#### Information shown

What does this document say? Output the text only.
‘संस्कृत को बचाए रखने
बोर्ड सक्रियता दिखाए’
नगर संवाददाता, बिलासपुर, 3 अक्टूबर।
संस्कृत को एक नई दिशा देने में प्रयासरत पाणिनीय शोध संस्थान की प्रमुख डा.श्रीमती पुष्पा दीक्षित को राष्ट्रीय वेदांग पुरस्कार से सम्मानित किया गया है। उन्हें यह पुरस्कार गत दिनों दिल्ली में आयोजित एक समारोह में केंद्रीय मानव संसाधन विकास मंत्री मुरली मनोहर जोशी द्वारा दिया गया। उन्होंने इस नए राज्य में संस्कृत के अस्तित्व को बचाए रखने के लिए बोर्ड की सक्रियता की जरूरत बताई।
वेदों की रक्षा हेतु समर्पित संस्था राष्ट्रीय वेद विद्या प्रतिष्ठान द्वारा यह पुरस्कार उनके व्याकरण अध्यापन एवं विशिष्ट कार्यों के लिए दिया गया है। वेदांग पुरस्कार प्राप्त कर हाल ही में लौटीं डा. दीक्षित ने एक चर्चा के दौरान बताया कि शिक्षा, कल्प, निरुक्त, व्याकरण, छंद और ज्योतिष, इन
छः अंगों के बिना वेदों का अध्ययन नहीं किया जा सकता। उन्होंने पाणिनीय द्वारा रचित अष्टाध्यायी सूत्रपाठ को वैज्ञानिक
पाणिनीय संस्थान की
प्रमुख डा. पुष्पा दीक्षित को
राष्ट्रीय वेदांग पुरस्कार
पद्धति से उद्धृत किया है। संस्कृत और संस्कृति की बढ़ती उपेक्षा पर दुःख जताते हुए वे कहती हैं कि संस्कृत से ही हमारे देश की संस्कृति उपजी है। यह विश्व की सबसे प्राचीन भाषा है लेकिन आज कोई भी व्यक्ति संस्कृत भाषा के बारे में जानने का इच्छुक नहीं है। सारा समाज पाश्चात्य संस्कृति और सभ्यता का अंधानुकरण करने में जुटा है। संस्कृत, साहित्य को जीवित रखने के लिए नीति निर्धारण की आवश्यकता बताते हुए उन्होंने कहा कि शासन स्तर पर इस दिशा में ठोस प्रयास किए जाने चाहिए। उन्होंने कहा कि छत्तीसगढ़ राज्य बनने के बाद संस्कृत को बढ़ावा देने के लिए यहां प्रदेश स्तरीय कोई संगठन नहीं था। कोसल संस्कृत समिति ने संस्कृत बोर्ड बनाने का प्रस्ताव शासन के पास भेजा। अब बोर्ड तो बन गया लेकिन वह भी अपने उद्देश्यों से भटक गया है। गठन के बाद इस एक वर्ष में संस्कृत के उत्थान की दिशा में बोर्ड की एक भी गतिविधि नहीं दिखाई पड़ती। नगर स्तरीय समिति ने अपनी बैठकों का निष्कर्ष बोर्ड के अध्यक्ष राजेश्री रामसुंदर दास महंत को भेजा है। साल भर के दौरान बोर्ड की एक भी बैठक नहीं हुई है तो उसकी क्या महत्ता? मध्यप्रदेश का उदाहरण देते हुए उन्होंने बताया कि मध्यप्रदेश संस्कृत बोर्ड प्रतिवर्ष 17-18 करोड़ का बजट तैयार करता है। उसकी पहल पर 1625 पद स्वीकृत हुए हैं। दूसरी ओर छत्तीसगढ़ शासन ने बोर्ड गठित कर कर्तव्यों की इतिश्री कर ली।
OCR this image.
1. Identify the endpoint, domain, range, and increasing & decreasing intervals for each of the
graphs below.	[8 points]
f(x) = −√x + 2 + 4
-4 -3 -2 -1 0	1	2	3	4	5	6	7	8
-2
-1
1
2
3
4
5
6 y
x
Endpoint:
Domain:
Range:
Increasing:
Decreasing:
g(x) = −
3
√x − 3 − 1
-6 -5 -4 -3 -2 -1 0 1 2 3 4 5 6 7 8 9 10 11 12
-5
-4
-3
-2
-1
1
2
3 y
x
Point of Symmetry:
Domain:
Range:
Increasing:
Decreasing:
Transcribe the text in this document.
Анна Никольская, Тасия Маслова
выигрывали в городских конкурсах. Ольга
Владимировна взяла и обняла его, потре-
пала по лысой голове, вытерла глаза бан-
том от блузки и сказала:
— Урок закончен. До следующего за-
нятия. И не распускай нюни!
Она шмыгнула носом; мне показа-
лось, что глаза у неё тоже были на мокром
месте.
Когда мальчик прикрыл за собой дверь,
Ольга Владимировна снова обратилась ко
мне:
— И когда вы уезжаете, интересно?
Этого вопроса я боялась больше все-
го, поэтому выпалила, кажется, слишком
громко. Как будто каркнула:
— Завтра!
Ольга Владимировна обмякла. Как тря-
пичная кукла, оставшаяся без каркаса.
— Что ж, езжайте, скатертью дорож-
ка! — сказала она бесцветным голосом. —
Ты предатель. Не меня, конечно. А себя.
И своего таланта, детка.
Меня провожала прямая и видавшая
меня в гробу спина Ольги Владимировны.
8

########

**Instructions to follow:**
Select all lines in the listing above where the word "Владимировна" appears, and show them.

**Worked solution:**
Владимировна взяла и обняла его, потре-
Ольга Владимировна снова обратилась ко
Ольга Владимировна обмякла. Как тря-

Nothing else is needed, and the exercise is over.